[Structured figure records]
· · ·
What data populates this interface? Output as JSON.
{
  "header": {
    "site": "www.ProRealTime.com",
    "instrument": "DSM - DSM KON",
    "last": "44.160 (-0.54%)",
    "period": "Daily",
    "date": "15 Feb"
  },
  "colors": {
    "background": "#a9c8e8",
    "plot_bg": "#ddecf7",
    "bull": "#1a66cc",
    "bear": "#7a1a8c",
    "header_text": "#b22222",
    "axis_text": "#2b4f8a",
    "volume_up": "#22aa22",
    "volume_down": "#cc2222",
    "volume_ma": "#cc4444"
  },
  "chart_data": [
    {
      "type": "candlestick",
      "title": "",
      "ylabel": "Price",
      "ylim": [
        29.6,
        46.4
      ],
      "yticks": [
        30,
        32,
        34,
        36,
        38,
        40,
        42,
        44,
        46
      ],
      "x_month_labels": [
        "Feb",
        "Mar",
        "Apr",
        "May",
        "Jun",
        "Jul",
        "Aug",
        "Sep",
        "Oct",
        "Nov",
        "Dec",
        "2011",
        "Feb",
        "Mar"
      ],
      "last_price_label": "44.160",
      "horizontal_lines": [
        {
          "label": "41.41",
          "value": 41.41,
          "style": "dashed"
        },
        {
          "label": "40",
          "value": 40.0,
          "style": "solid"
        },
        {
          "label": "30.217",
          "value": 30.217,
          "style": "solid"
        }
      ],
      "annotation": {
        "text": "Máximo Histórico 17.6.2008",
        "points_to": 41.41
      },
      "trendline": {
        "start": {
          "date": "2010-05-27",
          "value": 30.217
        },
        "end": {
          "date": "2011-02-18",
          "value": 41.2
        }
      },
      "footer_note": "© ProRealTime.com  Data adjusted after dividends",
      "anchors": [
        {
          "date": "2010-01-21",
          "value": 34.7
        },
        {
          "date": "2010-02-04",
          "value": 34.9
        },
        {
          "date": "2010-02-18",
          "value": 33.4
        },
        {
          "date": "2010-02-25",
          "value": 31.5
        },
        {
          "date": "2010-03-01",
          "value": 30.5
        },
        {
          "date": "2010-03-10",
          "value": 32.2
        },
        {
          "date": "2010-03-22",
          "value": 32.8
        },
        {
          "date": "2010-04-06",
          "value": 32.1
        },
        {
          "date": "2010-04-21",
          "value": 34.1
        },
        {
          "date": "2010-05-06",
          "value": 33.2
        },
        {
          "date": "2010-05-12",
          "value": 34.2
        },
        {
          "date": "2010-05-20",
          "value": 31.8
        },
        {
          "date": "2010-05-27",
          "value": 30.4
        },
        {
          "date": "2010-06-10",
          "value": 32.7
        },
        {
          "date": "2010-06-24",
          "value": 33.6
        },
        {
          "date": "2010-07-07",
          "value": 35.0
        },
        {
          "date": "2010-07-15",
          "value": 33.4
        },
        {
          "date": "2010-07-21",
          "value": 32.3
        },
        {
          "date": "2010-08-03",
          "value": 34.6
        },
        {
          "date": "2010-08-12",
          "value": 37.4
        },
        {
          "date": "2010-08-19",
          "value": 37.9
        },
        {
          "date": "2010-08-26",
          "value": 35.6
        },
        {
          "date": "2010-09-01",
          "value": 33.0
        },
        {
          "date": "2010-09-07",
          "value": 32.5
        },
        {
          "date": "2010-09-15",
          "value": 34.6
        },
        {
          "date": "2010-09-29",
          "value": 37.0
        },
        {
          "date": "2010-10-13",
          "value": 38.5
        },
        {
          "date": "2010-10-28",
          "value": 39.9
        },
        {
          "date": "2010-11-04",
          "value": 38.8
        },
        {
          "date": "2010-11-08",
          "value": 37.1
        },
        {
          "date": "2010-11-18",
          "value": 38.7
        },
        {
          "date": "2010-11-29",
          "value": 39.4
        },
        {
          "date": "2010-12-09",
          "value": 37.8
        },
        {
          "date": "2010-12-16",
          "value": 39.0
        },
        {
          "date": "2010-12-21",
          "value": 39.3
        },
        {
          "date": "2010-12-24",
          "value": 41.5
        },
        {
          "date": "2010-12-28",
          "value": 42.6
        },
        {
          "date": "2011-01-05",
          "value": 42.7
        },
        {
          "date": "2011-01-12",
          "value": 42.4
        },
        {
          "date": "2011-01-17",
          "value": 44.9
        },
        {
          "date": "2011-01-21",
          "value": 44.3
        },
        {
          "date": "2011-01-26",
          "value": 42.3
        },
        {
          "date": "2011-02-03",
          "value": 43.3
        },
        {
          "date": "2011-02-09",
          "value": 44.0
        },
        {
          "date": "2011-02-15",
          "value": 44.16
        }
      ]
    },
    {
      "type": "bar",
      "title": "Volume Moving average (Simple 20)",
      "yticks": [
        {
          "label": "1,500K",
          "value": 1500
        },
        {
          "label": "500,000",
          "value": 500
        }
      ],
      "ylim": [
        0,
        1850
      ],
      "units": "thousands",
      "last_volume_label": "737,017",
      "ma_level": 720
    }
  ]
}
· · ·
» DIRECTIONS: Repeat all of the records above exactly as written.

» ANSWER TO THIS TASK:
What data populates this interface? Output as JSON.
{
  "header": {
    "site": "www.ProRealTime.com",
    "instrument": "DSM - DSM KON",
    "last": "44.160 (-0.54%)",
    "period": "Daily",
    "date": "15 Feb"
  },
  "colors": {
    "background": "#a9c8e8",
    "plot_bg": "#ddecf7",
    "bull": "#1a66cc",
    "bear": "#7a1a8c",
    "header_text": "#b22222",
    "axis_text": "#2b4f8a",
    "volume_up": "#22aa22",
    "volume_down": "#cc2222",
    "volume_ma": "#cc4444"
  },
  "chart_data": [
    {
      "type": "candlestick",
      "title": "",
      "ylabel": "Price",
      "ylim": [
        29.6,
        46.4
      ],
      "yticks": [
        30,
        32,
        34,
        36,
        38,
        40,
        42,
        44,
        46
      ],
      "x_month_labels": [
        "Feb",
        "Mar",
        "Apr",
        "May",
        "Jun",
        "Jul",
        "Aug",
        "Sep",
        "Oct",
        "Nov",
        "Dec",
        "2011",
        "Feb",
        "Mar"
      ],
      "last_price_label": "44.160",
      "horizontal_lines": [
        {
          "label": "41.41",
          "value": 41.41,
          "style": "dashed"
        },
        {
          "label": "40",
          "value": 40.0,
          "style": "solid"
        },
        {
          "label": "30.217",
          "value": 30.217,
          "style": "solid"
        }
      ],
      "annotation": {
        "text": "Máximo Histórico 17.6.2008",
        "points_to": 41.41
      },
      "trendline": {
        "start": {
          "date": "2010-05-27",
          "value": 30.217
        },
        "end": {
          "date": "2011-02-18",
          "value": 41.2
        }
      },
      "footer_note": "© ProRealTime.com  Data adjusted after dividends",
      "anchors": [
        {
          "date": "2010-01-21",
          "value": 34.7
        },
        {
          "date": "2010-02-04",
          "value": 34.9
        },
        {
          "date": "2010-02-18",
          "value": 33.4
        },
        {
          "date": "2010-02-25",
          "value": 31.5
        },
        {
          "date": "2010-03-01",
          "value": 30.5
        },
        {
          "date": "2010-03-10",
          "value": 32.2
        },
        {
          "date": "2010-03-22",
          "value": 32.8
        },
        {
          "date": "2010-04-06",
          "value": 32.1
        },
        {
          "date": "2010-04-21",
          "value": 34.1
        },
        {
          "date": "2010-05-06",
          "value": 33.2
        },
        {
          "date": "2010-05-12",
          "value": 34.2
        },
        {
          "date": "2010-05-20",
          "value": 31.8
        },
        {
          "date": "2010-05-27",
          "value": 30.4
        },
        {
          "date": "2010-06-10",
          "value": 32.7
        },
        {
          "date": "2010-06-24",
          "value": 33.6
        },
        {
          "date": "2010-07-07",
          "value": 35.0
        },
        {
          "date": "2010-07-15",
          "value": 33.4
        },
        {
          "date": "2010-07-21",
          "value": 32.3
        },
        {
          "date": "2010-08-03",
          "value": 34.6
        },
        {
          "date": "2010-08-12",
          "value": 37.4
        },
        {
          "date": "2010-08-19",
          "value": 37.9
        },
        {
          "date": "2010-08-26",
          "value": 35.6
        },
        {
          "date": "2010-09-01",
          "value": 33.0
        },
        {
          "date": "2010-09-07",
          "value": 32.5
        },
        {
          "date": "2010-09-15",
          "value": 34.6
        },
        {
          "date": "2010-09-29",
          "value": 37.0
        },
        {
          "date": "2010-10-13",
          "value": 38.5
        },
        {
          "date": "2010-10-28",
          "value": 39.9
        },
        {
          "date": "2010-11-04",
          "value": 38.8
        },
        {
          "date": "2010-11-08",
          "value": 37.1
        },
        {
          "date": "2010-11-18",
          "value": 38.7
        },
        {
          "date": "2010-11-29",
          "value": 39.4
        },
        {
          "date": "2010-12-09",
          "value": 37.8
        },
        {
          "date": "2010-12-16",
          "value": 39.0
        },
        {
          "date": "2010-12-21",
          "value": 39.3
        },
        {
          "date": "2010-12-24",
          "value": 41.5
        },
        {
          "date": "2010-12-28",
          "value": 42.6
        },
        {
          "date": "2011-01-05",
          "value": 42.7
        },
        {
          "date": "2011-01-12",
          "value": 42.4
        },
        {
          "date": "2011-01-17",
          "value": 44.9
        },
        {
          "date": "2011-01-21",
          "value": 44.3
        },
        {
          "date": "2011-01-26",
          "value": 42.3
        },
        {
          "date": "2011-02-03",
          "value": 43.3
        },
        {
          "date": "2011-02-09",
          "value": 44.0
        },
        {
          "date": "2011-02-15",
          "value": 44.16
        }
      ]
    },
    {
      "type": "bar",
      "title": "Volume Moving average (Simple 20)",
      "yticks": [
        {
          "label": "1,500K",
          "value": 1500
        },
        {
          "label": "500,000",
          "value": 500
        }
      ],
      "ylim": [
        0,
        1850
      ],
      "units": "thousands",
      "last_volume_label": "737,017",
      "ma_level": 720
    }
  ]
}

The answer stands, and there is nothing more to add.